= What is required =
For this exercise, repeat all of the material verbatim apart from its images.

= Task material =

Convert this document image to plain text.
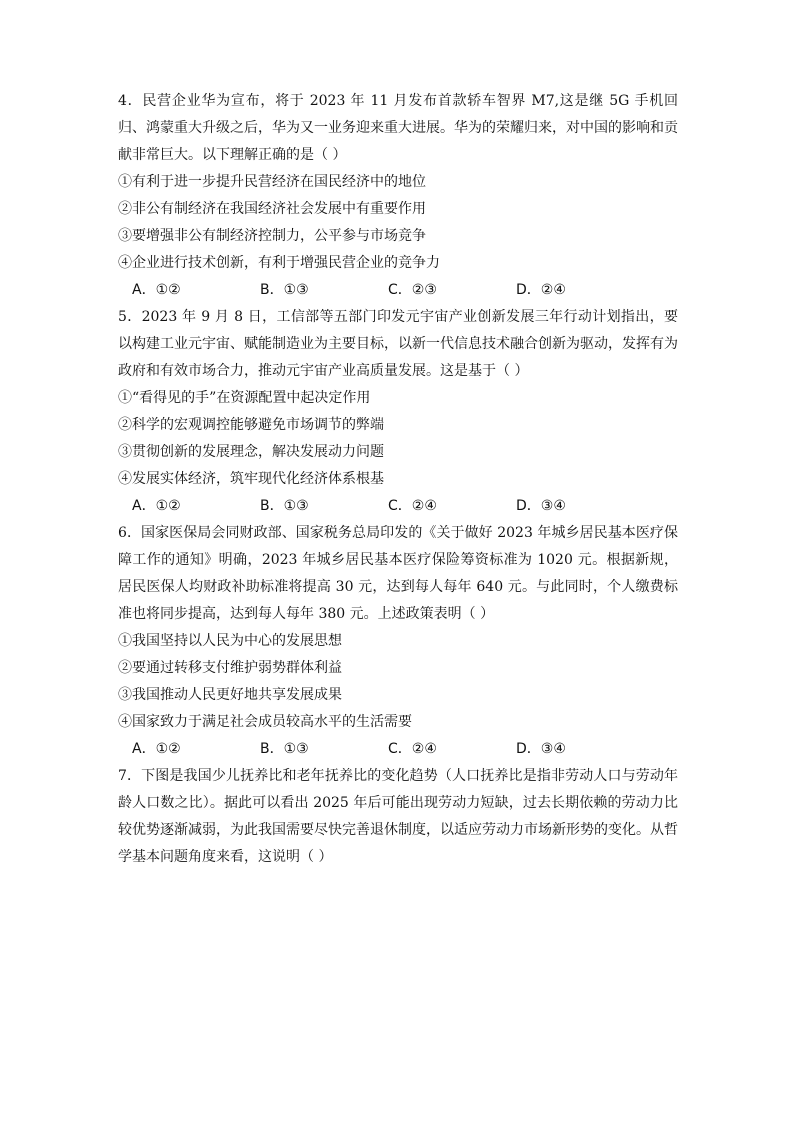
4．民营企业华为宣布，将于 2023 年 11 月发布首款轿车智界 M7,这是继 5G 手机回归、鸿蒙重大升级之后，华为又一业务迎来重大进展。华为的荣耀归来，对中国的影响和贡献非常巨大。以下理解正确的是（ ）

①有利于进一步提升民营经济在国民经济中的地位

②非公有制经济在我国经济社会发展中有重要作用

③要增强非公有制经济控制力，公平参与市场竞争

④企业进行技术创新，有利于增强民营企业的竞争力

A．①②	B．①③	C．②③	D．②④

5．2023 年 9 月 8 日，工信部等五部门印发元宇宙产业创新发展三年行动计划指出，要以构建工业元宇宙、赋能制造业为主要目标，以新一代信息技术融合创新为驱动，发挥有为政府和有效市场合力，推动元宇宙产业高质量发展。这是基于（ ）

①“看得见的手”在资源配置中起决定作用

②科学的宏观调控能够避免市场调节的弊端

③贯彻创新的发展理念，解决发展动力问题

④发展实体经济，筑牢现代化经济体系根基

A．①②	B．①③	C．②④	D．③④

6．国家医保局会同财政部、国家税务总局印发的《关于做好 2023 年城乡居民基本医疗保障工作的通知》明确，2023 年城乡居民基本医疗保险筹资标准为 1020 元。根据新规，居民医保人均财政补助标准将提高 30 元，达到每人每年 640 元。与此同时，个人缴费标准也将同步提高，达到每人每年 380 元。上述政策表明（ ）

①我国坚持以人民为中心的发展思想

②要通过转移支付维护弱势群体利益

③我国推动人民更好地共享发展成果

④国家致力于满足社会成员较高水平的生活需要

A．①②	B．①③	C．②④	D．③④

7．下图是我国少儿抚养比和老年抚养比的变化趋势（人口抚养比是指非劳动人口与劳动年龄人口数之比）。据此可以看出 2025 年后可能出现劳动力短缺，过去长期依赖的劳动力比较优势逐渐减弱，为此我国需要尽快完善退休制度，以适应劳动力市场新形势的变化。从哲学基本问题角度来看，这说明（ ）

= Correct answer =
Convert this document image to plain text.
4．民营企业华为宣布，将于 2023 年 11 月发布首款轿车智界 M7,这是继 5G 手机回归、鸿蒙重大升级之后，华为又一业务迎来重大进展。华为的荣耀归来，对中国的影响和贡献非常巨大。以下理解正确的是（ ）

①有利于进一步提升民营经济在国民经济中的地位

②非公有制经济在我国经济社会发展中有重要作用

③要增强非公有制经济控制力，公平参与市场竞争

④企业进行技术创新，有利于增强民营企业的竞争力

A．①②	B．①③	C．②③	D．②④

5．2023 年 9 月 8 日，工信部等五部门印发元宇宙产业创新发展三年行动计划指出，要以构建工业元宇宙、赋能制造业为主要目标，以新一代信息技术融合创新为驱动，发挥有为政府和有效市场合力，推动元宇宙产业高质量发展。这是基于（ ）

①“看得见的手”在资源配置中起决定作用

②科学的宏观调控能够避免市场调节的弊端

③贯彻创新的发展理念，解决发展动力问题

④发展实体经济，筑牢现代化经济体系根基

A．①②	B．①③	C．②④	D．③④

6．国家医保局会同财政部、国家税务总局印发的《关于做好 2023 年城乡居民基本医疗保障工作的通知》明确，2023 年城乡居民基本医疗保险筹资标准为 1020 元。根据新规，居民医保人均财政补助标准将提高 30 元，达到每人每年 640 元。与此同时，个人缴费标准也将同步提高，达到每人每年 380 元。上述政策表明（ ）

①我国坚持以人民为中心的发展思想

②要通过转移支付维护弱势群体利益

③我国推动人民更好地共享发展成果

④国家致力于满足社会成员较高水平的生活需要

A．①②	B．①③	C．②④	D．③④

7．下图是我国少儿抚养比和老年抚养比的变化趋势（人口抚养比是指非劳动人口与劳动年龄人口数之比）。据此可以看出 2025 年后可能出现劳动力短缺，过去长期依赖的劳动力比较优势逐渐减弱，为此我国需要尽快完善退休制度，以适应劳动力市场新形势的变化。从哲学基本问题角度来看，这说明（ ）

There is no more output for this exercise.